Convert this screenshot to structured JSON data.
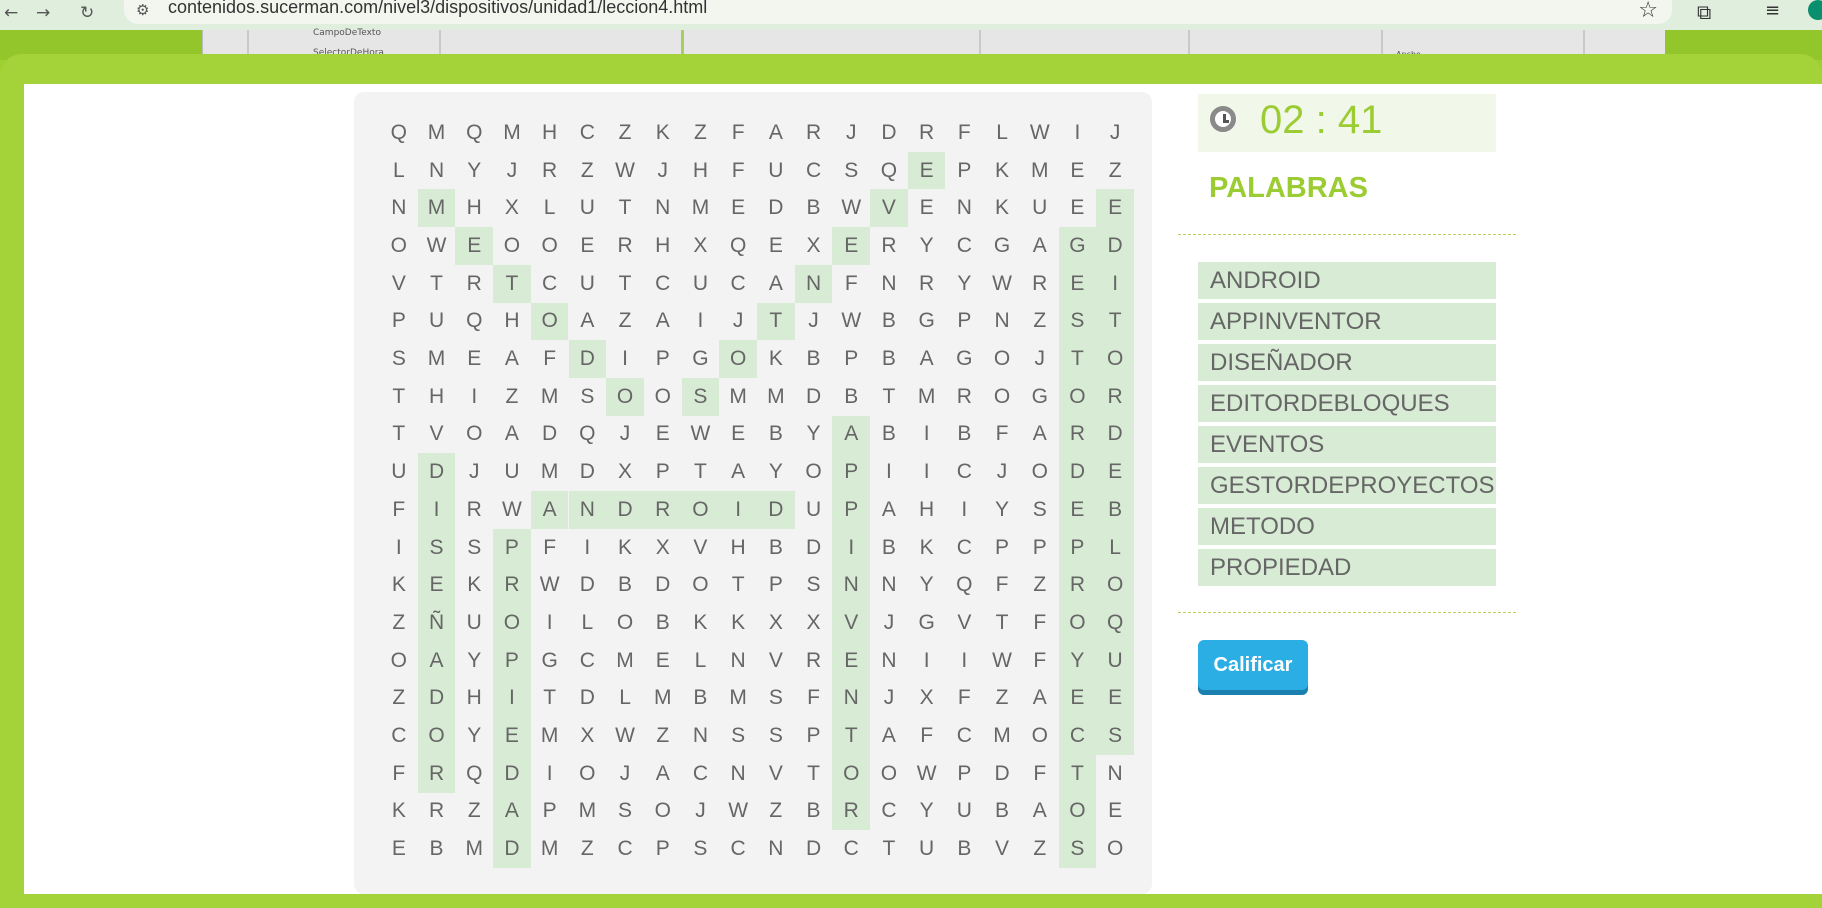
{
  "browser": {
    "url": "contenidos.sucerman.com/nivel3/dispositivos/unidad1/leccion4.html"
  },
  "background_screenshot": {
    "label_1": "CampoDeTexto",
    "label_2": "SelectorDeHora",
    "label_3": "Ancho"
  },
  "game": {
    "timer": "02 : 41",
    "words_title": "PALABRAS",
    "words": [
      "ANDROID",
      "APPINVENTOR",
      "DISEÑADOR",
      "EDITORDEBLOQUES",
      "EVENTOS",
      "GESTORDEPROYECTOS",
      "METODO",
      "PROPIEDAD"
    ],
    "grade_button": "Calificar",
    "grid": [
      "QMQMHCZKZFARJDRFLWIJ",
      "LNYJRZWJHFUCSQEPKMEZ",
      "NMHXLUTNMEDBWVENKUEE",
      "OWEOOERHXQEXERYCGAGD",
      "VTRTCUTCUCANFNRYWREI",
      "PUQHOAZAIJTJWBGPNZST",
      "SMEAFDIPGOKBPBAGOJTO",
      "THIZMSOOSMMDBTMROGOR",
      "TVOADQJEWEBYABIBFARD",
      "UDJUMDXPTAYOPIICJODE",
      "FIRWANDROIDUPAHIYSEB",
      "ISSPFIKXVHBDIBKCPPPL",
      "KEKRWDBDOTPSNNYQFZRO",
      "ZÑUOILOBKKXXVJGVTFOQ",
      "OAYPGCMELNVRENIIWFYU",
      "ZDHITDLMBMSFNJXFZAEE",
      "COYEMXWZNSSPTAFCMOCS",
      "FRQDIOJACNVTOOWPDFTN",
      "KRZAPMSOJWZBRCYUBAOE",
      "EBMDMZCPSCNDCTUBVZSO"
    ],
    "found_cells": [
      [
        1,
        14
      ],
      [
        2,
        13
      ],
      [
        3,
        12
      ],
      [
        4,
        11
      ],
      [
        2,
        1
      ],
      [
        3,
        2
      ],
      [
        4,
        3
      ],
      [
        5,
        4
      ],
      [
        6,
        5
      ],
      [
        7,
        6
      ],
      [
        7,
        8
      ],
      [
        6,
        9
      ],
      [
        5,
        10
      ],
      [
        4,
        11
      ],
      [
        2,
        19
      ],
      [
        3,
        19
      ],
      [
        4,
        19
      ],
      [
        5,
        19
      ],
      [
        6,
        19
      ],
      [
        7,
        19
      ],
      [
        8,
        19
      ],
      [
        9,
        19
      ],
      [
        10,
        19
      ],
      [
        11,
        19
      ],
      [
        12,
        19
      ],
      [
        13,
        19
      ],
      [
        14,
        19
      ],
      [
        15,
        19
      ],
      [
        16,
        19
      ],
      [
        3,
        18
      ],
      [
        4,
        18
      ],
      [
        5,
        18
      ],
      [
        6,
        18
      ],
      [
        7,
        18
      ],
      [
        8,
        18
      ],
      [
        9,
        18
      ],
      [
        10,
        18
      ],
      [
        11,
        18
      ],
      [
        12,
        18
      ],
      [
        13,
        18
      ],
      [
        14,
        18
      ],
      [
        15,
        18
      ],
      [
        16,
        18
      ],
      [
        17,
        18
      ],
      [
        18,
        18
      ],
      [
        19,
        18
      ],
      [
        8,
        12
      ],
      [
        9,
        12
      ],
      [
        10,
        12
      ],
      [
        11,
        12
      ],
      [
        12,
        12
      ],
      [
        13,
        12
      ],
      [
        14,
        12
      ],
      [
        15,
        12
      ],
      [
        16,
        12
      ],
      [
        17,
        12
      ],
      [
        18,
        12
      ],
      [
        10,
        4
      ],
      [
        10,
        5
      ],
      [
        10,
        6
      ],
      [
        10,
        7
      ],
      [
        10,
        8
      ],
      [
        10,
        9
      ],
      [
        10,
        10
      ],
      [
        9,
        1
      ],
      [
        10,
        1
      ],
      [
        11,
        1
      ],
      [
        12,
        1
      ],
      [
        13,
        1
      ],
      [
        14,
        1
      ],
      [
        15,
        1
      ],
      [
        16,
        1
      ],
      [
        17,
        1
      ],
      [
        11,
        3
      ],
      [
        12,
        3
      ],
      [
        13,
        3
      ],
      [
        14,
        3
      ],
      [
        15,
        3
      ],
      [
        16,
        3
      ],
      [
        17,
        3
      ],
      [
        18,
        3
      ],
      [
        19,
        3
      ]
    ]
  }
}
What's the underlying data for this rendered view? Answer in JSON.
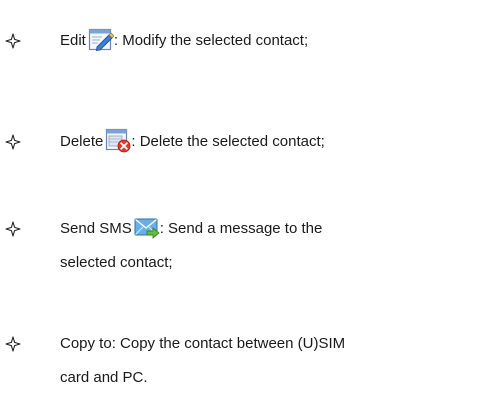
{
  "bullet_symbol": "✧",
  "items": [
    {
      "label": "Edit",
      "icon": "edit-icon",
      "description": ": Modify the selected contact;"
    },
    {
      "label": "Delete",
      "icon": "delete-icon",
      "description": ": Delete the selected contact;"
    },
    {
      "label": "Send SMS",
      "icon": "send-sms-icon",
      "description_line1": ": Send a message to the",
      "description_line2": "selected contact;"
    },
    {
      "label_line1": "Copy to: Copy the contact between (U)SIM",
      "label_line2": "card and PC."
    }
  ]
}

**PROMPT:** The lines to repeat run from the line containing "What's the underlying" through the last line of the material above; give them exactly, without the pictures.

**WRITTEN SOLUTION:**
What's the underlying data for this rendered view? Answer in JSON.
{
  "bullet_symbol": "✧",
  "items": [
    {
      "label": "Edit",
      "icon": "edit-icon",
      "description": ": Modify the selected contact;"
    },
    {
      "label": "Delete",
      "icon": "delete-icon",
      "description": ": Delete the selected contact;"
    },
    {
      "label": "Send SMS",
      "icon": "send-sms-icon",
      "description_line1": ": Send a message to the",
      "description_line2": "selected contact;"
    },
    {
      "label_line1": "Copy to: Copy the contact between (U)SIM",
      "label_line2": "card and PC."
    }
  ]
}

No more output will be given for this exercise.